*SOURCE PASSAGE*

━━━━━━━━

Exogenous dsRNA-Mediated Control of Rice Blast Fungus Involves Sequence-Specific RNAi and Sequence-Unspecific Fungal Stress Responses

In vertebrates and plants, double-stranded (ds)RNA plays crucial roles as a pathogen-associated molecular pattern (PAMP) and as a mediator of RNA interference (RNAi). However, our understanding of fungal responses to dsRNA remains limited. Here, we demonstrate that Magnaporthe oryzae (Mo), a globally significant crop pathogen, actively internalizes exogenous dsRNA across a broad size range of 21 to about 3000 bp. Treatment of Mo conidia with dsRNA, irrespective of size or sequence, induces aberrant germ tube elongation. Additionally, application of dsRNA to Brachypodium distachyon leaves suppresses disease progression upon Mo infection. Intriguingly, dsRNA elicits canonical stress pathways in Mo, as evidenced by nuclear accumulation of the stress marker mitogen-activated protein kinase Hog1p and the production of reactive oxygen species. However, these sequence-nonspecific effects are transient, while sequence-specific RNAi activity predominates in a preventive intervention scenario, when a time interval of several days between dsRNA application and fungal inoculation is maintained, and dsRNA is stabilized in novel alginate-chitosan nanoparticles. Overall, our data show that the effects of dsRNA on fungi and the diseases they cause can be multifaceted and complex, which has implications for the development and application of dsRNA pesticides in agricultural practice.

━━━━━━━━

*ENTRIES SHOWN*

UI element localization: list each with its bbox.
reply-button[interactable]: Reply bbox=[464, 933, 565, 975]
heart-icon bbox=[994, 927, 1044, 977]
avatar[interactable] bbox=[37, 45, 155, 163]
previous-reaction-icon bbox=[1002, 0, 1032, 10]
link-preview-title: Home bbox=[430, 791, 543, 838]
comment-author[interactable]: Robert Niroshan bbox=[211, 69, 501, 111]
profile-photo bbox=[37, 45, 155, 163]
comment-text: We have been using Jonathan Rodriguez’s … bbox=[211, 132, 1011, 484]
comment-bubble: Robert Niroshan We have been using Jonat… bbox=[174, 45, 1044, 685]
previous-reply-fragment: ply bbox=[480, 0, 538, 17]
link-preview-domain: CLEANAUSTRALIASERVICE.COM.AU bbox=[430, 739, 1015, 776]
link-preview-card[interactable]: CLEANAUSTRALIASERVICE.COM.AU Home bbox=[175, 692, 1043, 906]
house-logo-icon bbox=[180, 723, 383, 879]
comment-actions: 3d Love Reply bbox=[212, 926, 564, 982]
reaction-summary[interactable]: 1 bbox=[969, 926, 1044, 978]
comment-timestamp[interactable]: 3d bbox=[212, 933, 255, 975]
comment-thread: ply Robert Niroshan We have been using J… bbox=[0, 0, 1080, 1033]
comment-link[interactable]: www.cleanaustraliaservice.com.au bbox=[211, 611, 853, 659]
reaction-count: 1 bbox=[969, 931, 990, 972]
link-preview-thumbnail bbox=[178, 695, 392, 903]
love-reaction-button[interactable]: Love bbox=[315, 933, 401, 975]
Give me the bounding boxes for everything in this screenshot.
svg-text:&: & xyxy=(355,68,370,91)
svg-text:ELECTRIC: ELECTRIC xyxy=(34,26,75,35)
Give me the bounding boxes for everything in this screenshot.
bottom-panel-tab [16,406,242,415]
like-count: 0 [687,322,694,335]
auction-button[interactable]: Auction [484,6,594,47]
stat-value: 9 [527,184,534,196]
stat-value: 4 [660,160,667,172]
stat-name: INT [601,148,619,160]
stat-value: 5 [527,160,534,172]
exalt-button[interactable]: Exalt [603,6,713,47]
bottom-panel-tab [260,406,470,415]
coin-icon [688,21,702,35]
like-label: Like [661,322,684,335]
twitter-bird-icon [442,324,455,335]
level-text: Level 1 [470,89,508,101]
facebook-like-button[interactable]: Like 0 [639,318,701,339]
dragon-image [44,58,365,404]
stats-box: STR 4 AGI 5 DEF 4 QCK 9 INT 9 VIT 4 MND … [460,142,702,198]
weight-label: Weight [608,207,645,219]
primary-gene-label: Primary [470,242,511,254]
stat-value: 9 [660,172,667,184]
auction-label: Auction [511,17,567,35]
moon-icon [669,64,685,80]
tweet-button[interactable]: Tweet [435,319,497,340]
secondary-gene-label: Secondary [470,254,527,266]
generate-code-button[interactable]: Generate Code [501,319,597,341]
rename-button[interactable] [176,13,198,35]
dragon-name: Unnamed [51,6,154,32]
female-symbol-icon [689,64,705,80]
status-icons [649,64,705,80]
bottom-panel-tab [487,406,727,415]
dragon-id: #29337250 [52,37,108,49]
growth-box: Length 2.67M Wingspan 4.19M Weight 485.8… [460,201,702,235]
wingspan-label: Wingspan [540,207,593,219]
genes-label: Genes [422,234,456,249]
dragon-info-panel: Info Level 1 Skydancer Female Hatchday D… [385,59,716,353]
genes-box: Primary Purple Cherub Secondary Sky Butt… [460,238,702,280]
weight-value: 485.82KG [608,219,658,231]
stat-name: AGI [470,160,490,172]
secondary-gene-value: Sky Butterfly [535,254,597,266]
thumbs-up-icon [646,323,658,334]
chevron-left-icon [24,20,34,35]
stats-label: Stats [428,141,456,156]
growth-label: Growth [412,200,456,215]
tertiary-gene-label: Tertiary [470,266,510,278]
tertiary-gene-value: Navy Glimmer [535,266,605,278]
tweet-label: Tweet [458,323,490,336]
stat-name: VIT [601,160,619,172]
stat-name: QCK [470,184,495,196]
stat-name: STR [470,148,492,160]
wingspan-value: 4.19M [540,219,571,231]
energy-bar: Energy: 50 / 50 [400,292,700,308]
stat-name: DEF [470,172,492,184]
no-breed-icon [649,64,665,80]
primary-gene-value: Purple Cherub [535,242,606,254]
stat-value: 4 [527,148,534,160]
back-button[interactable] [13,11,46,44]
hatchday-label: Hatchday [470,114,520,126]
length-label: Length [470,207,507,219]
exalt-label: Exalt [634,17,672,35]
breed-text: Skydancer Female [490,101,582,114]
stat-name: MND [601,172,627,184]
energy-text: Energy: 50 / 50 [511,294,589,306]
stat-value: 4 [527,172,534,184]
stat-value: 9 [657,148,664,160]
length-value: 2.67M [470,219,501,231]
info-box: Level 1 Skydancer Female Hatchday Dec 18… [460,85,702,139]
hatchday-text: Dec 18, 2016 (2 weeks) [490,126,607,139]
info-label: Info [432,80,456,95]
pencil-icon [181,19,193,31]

━━━━━━━━

*WORK TO BE COMPLETED*
From the passage on dsRNA and the rice blast fungus, list every abbreviation it defines in parentheses, each with the full term it stands for.

*SOLUTION TO THIS TASK*
- dsRNA: double-stranded RNA
- PAMP: pathogen-associated molecular pattern
- RNAi: RNA interference
- Mo: Magnaporthe oryzae